Rewrite the lines below, swapping "menu-separator" for "menu-divider" and keeping all else unchanged. Omit the pictures from your answer.

DATA SECTION.
_ _ _ _
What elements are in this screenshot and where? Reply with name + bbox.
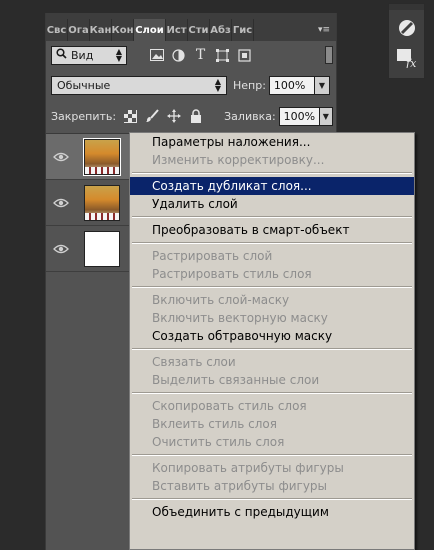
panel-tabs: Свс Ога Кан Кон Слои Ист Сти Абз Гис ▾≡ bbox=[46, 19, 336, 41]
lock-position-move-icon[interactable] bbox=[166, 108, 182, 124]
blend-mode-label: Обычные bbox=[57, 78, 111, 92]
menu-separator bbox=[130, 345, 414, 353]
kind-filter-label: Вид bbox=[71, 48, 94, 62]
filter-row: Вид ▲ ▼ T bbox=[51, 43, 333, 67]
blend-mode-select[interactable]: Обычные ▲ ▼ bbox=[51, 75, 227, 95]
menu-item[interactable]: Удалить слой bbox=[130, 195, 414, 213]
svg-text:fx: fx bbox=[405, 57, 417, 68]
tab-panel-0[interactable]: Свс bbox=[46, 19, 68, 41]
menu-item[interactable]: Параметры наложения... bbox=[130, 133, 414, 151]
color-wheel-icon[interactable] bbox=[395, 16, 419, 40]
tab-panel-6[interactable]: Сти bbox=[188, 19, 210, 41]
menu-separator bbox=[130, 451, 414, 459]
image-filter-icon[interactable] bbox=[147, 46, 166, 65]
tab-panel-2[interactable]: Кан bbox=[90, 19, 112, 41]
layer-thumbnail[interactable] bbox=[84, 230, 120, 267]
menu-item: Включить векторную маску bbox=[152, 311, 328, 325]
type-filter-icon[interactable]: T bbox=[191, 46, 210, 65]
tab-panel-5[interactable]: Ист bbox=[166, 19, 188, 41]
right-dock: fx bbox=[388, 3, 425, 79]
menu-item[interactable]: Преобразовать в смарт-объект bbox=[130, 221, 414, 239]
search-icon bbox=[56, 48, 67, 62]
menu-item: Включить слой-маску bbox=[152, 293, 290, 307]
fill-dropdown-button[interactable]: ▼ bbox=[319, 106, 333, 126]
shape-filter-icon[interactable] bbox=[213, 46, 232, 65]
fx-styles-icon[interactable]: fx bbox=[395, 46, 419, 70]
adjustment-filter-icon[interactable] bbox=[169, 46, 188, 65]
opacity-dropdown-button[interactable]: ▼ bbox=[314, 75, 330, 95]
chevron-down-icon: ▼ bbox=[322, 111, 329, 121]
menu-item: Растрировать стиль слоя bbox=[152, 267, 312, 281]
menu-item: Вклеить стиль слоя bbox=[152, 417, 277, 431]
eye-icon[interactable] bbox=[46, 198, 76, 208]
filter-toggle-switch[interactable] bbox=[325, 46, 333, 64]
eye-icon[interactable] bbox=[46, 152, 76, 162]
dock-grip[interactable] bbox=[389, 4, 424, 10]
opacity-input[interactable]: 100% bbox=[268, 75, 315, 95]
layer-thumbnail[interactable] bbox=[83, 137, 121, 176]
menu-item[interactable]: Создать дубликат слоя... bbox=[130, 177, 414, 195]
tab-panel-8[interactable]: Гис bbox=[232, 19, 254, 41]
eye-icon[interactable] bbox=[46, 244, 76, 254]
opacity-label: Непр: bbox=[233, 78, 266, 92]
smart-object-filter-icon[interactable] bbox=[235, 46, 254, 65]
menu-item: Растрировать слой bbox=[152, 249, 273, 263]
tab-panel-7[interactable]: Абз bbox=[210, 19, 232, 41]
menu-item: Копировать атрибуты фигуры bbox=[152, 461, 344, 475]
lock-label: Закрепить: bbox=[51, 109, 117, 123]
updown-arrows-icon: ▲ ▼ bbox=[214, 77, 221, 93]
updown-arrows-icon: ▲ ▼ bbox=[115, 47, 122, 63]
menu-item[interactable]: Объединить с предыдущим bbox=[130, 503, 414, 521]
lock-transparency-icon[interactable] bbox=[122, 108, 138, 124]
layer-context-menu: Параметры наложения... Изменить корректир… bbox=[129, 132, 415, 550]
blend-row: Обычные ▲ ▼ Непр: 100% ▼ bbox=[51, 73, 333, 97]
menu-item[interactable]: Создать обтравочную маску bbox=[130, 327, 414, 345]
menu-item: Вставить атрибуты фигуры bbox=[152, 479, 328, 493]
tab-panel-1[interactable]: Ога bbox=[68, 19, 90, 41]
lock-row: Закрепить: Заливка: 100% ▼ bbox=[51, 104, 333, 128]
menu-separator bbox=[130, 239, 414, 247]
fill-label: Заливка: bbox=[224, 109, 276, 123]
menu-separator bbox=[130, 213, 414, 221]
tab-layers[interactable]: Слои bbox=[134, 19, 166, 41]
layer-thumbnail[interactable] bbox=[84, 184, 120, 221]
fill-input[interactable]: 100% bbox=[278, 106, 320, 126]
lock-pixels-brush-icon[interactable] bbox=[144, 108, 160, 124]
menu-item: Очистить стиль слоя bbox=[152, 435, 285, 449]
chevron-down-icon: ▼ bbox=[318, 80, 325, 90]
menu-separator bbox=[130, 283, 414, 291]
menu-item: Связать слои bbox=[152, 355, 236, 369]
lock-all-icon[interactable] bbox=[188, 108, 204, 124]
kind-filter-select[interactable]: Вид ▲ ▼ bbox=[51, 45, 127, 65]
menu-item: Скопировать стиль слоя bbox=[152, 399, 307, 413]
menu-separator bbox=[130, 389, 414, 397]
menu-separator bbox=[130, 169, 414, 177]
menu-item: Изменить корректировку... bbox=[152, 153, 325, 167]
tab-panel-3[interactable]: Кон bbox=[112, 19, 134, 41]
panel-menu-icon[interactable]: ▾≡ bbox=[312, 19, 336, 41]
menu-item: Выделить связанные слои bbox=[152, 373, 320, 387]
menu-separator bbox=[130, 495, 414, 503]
_ _ _ _
WORKED SOLUTION.
What elements are in this screenshot and where? Reply with name + bbox.
panel-tabs: Свс Ога Кан Кон Слои Ист Сти Абз Гис ▾≡ bbox=[46, 19, 336, 41]
lock-position-move-icon[interactable] bbox=[166, 108, 182, 124]
blend-mode-label: Обычные bbox=[57, 78, 111, 92]
menu-divider bbox=[130, 345, 414, 353]
kind-filter-label: Вид bbox=[71, 48, 94, 62]
filter-row: Вид ▲ ▼ T bbox=[51, 43, 333, 67]
blend-mode-select[interactable]: Обычные ▲ ▼ bbox=[51, 75, 227, 95]
menu-item[interactable]: Удалить слой bbox=[130, 195, 414, 213]
svg-text:fx: fx bbox=[405, 57, 417, 68]
tab-panel-0[interactable]: Свс bbox=[46, 19, 68, 41]
menu-item[interactable]: Параметры наложения... bbox=[130, 133, 414, 151]
color-wheel-icon[interactable] bbox=[395, 16, 419, 40]
tab-panel-6[interactable]: Сти bbox=[188, 19, 210, 41]
menu-divider bbox=[130, 451, 414, 459]
image-filter-icon[interactable] bbox=[147, 46, 166, 65]
tab-panel-2[interactable]: Кан bbox=[90, 19, 112, 41]
layer-thumbnail[interactable] bbox=[84, 230, 120, 267]
menu-item: Включить векторную маску bbox=[152, 311, 328, 325]
type-filter-icon[interactable]: T bbox=[191, 46, 210, 65]
tab-panel-5[interactable]: Ист bbox=[166, 19, 188, 41]
right-dock: fx bbox=[388, 3, 425, 79]
menu-item[interactable]: Преобразовать в смарт-объект bbox=[130, 221, 414, 239]
search-icon bbox=[56, 48, 67, 62]
menu-item: Включить слой-маску bbox=[152, 293, 290, 307]
fill-dropdown-button[interactable]: ▼ bbox=[319, 106, 333, 126]
shape-filter-icon[interactable] bbox=[213, 46, 232, 65]
fx-styles-icon[interactable]: fx bbox=[395, 46, 419, 70]
adjustment-filter-icon[interactable] bbox=[169, 46, 188, 65]
opacity-dropdown-button[interactable]: ▼ bbox=[314, 75, 330, 95]
chevron-down-icon: ▼ bbox=[322, 111, 329, 121]
menu-item: Растрировать стиль слоя bbox=[152, 267, 312, 281]
menu-item: Вклеить стиль слоя bbox=[152, 417, 277, 431]
eye-icon[interactable] bbox=[46, 198, 76, 208]
filter-toggle-switch[interactable] bbox=[325, 46, 333, 64]
eye-icon[interactable] bbox=[46, 152, 76, 162]
dock-grip[interactable] bbox=[389, 4, 424, 10]
opacity-input[interactable]: 100% bbox=[268, 75, 315, 95]
layer-thumbnail[interactable] bbox=[83, 137, 121, 176]
menu-item[interactable]: Создать дубликат слоя... bbox=[130, 177, 414, 195]
tab-panel-8[interactable]: Гис bbox=[232, 19, 254, 41]
eye-icon[interactable] bbox=[46, 244, 76, 254]
opacity-label: Непр: bbox=[233, 78, 266, 92]
smart-object-filter-icon[interactable] bbox=[235, 46, 254, 65]
menu-item: Растрировать слой bbox=[152, 249, 273, 263]
tab-panel-7[interactable]: Абз bbox=[210, 19, 232, 41]
menu-item: Копировать атрибуты фигуры bbox=[152, 461, 344, 475]
lock-label: Закрепить: bbox=[51, 109, 117, 123]
updown-arrows-icon: ▲ ▼ bbox=[214, 77, 221, 93]
updown-arrows-icon: ▲ ▼ bbox=[115, 47, 122, 63]
menu-item[interactable]: Объединить с предыдущим bbox=[130, 503, 414, 521]
lock-transparency-icon[interactable] bbox=[122, 108, 138, 124]
layer-context-menu: Параметры наложения... Изменить корректир… bbox=[129, 132, 415, 550]
blend-row: Обычные ▲ ▼ Непр: 100% ▼ bbox=[51, 73, 333, 97]
menu-item[interactable]: Создать обтравочную маску bbox=[130, 327, 414, 345]
menu-item: Вставить атрибуты фигуры bbox=[152, 479, 328, 493]
tab-panel-1[interactable]: Ога bbox=[68, 19, 90, 41]
lock-row: Закрепить: Заливка: 100% ▼ bbox=[51, 104, 333, 128]
menu-divider bbox=[130, 239, 414, 247]
fill-label: Заливка: bbox=[224, 109, 276, 123]
menu-divider bbox=[130, 213, 414, 221]
tab-layers[interactable]: Слои bbox=[134, 19, 166, 41]
layer-thumbnail[interactable] bbox=[84, 184, 120, 221]
fill-input[interactable]: 100% bbox=[278, 106, 320, 126]
lock-pixels-brush-icon[interactable] bbox=[144, 108, 160, 124]
menu-item: Очистить стиль слоя bbox=[152, 435, 285, 449]
chevron-down-icon: ▼ bbox=[318, 80, 325, 90]
menu-divider bbox=[130, 283, 414, 291]
menu-item: Связать слои bbox=[152, 355, 236, 369]
lock-all-icon[interactable] bbox=[188, 108, 204, 124]
kind-filter-select[interactable]: Вид ▲ ▼ bbox=[51, 45, 127, 65]
menu-item: Скопировать стиль слоя bbox=[152, 399, 307, 413]
menu-divider bbox=[130, 389, 414, 397]
menu-divider bbox=[130, 169, 414, 177]
menu-item: Изменить корректировку... bbox=[152, 153, 325, 167]
tab-panel-3[interactable]: Кон bbox=[112, 19, 134, 41]
panel-menu-icon[interactable]: ▾≡ bbox=[312, 19, 336, 41]
menu-item: Выделить связанные слои bbox=[152, 373, 320, 387]
menu-divider bbox=[130, 495, 414, 503]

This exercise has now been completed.